** start of DATA ROWS **

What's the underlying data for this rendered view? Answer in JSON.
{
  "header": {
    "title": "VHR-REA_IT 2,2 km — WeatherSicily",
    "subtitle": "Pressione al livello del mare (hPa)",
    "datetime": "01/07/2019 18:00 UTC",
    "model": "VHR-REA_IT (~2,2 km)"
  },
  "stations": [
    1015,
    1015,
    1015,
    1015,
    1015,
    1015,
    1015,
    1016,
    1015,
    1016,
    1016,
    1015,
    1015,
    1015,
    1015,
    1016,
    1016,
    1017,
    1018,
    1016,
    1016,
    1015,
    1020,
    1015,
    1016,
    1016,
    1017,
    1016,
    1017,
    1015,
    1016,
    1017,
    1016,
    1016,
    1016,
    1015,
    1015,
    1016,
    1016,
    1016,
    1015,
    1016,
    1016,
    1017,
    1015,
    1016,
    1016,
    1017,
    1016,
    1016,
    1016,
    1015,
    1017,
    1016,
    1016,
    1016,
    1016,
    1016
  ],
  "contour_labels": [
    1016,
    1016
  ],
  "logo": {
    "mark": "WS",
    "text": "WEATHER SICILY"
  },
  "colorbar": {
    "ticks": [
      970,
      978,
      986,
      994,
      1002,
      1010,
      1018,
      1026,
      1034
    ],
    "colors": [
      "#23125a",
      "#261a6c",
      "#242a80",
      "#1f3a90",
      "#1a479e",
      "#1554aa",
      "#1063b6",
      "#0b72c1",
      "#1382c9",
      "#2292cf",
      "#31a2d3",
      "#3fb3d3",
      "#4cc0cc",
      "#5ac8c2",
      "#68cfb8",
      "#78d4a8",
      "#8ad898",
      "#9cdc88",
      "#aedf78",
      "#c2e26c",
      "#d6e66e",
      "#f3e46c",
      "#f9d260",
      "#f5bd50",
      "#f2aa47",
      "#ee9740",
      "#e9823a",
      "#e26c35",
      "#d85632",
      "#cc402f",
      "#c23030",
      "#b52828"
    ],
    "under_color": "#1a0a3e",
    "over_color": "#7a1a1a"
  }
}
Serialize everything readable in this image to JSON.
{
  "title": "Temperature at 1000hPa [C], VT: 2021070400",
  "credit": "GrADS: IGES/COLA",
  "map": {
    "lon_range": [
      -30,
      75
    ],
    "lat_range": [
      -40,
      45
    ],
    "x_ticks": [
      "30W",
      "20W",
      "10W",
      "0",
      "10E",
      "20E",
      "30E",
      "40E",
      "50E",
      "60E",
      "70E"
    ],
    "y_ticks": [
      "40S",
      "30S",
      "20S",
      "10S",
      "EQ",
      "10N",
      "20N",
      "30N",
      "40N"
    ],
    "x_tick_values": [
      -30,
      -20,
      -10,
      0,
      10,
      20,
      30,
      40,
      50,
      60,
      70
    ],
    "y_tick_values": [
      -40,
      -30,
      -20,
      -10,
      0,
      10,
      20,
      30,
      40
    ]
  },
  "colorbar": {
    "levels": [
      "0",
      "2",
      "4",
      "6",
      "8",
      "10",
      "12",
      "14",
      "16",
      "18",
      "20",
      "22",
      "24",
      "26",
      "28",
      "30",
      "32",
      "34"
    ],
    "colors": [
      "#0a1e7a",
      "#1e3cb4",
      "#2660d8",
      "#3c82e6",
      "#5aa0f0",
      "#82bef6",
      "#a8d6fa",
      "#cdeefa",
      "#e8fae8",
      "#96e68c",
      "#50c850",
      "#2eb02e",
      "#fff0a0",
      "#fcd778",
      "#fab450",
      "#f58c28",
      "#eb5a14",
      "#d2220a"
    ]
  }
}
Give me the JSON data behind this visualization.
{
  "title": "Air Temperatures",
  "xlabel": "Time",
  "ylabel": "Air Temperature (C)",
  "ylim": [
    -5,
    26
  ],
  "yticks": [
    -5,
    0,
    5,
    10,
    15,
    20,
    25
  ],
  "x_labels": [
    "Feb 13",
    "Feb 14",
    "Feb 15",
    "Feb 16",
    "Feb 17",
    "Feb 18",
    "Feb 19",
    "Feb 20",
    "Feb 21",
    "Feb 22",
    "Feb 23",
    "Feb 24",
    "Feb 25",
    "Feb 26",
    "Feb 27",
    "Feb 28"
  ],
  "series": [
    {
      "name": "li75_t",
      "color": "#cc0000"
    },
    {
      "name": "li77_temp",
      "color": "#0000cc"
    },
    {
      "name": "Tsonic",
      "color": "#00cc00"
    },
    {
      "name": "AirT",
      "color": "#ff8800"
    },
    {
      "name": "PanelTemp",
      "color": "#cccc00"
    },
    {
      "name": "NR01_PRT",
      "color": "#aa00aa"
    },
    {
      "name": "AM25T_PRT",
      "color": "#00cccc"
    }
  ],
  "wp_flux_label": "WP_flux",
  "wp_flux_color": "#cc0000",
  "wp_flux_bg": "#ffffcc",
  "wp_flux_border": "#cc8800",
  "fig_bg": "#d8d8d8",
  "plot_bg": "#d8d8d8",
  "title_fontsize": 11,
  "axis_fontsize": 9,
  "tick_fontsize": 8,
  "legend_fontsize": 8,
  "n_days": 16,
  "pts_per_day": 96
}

** end of DATA ROWS **

EXERCISE PROMPT:
Of the lines in this listing, report how many contain the string "JSON", and give the number only.

FINAL RESULT:
3